__Directions__
Which lines contain the word "about"? Return each of them as written.

□ □ □

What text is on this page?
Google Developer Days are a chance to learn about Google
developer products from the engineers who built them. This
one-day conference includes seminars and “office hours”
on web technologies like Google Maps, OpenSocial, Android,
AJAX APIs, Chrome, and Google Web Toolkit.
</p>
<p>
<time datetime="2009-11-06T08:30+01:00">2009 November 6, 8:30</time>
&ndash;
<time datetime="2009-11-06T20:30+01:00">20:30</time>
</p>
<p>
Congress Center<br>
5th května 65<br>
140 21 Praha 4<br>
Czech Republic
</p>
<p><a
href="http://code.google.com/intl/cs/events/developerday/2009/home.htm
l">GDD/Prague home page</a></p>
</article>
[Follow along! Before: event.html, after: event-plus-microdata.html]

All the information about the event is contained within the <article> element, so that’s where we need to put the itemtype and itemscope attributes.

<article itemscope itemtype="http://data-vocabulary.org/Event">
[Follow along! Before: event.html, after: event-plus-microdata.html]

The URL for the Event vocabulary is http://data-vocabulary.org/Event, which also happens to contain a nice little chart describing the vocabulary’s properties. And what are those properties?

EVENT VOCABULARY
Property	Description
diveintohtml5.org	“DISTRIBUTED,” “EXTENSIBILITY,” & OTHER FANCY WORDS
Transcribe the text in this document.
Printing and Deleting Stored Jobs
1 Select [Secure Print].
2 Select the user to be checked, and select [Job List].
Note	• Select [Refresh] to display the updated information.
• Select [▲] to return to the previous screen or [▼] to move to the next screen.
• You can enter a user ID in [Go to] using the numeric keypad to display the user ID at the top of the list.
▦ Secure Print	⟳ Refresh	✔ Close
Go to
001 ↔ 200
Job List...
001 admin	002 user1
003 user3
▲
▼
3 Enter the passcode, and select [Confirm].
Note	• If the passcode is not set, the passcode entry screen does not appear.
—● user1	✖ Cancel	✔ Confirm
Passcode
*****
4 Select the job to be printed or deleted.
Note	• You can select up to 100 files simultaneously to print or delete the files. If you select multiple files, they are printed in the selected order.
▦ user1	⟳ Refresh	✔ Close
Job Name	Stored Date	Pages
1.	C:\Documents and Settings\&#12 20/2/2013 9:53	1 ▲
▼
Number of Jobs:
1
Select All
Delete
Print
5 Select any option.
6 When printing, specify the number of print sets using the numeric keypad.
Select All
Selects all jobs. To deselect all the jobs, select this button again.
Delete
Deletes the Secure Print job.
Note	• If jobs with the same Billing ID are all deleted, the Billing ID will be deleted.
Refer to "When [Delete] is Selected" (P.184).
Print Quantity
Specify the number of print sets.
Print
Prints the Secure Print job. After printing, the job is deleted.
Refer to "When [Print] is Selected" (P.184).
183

□ □ □

__Output of the task__
Google Developer Days are a chance to learn about Google
All the information about the event is contained within the <article> element, so that’s where we need to put the itemtype and itemscope attributes.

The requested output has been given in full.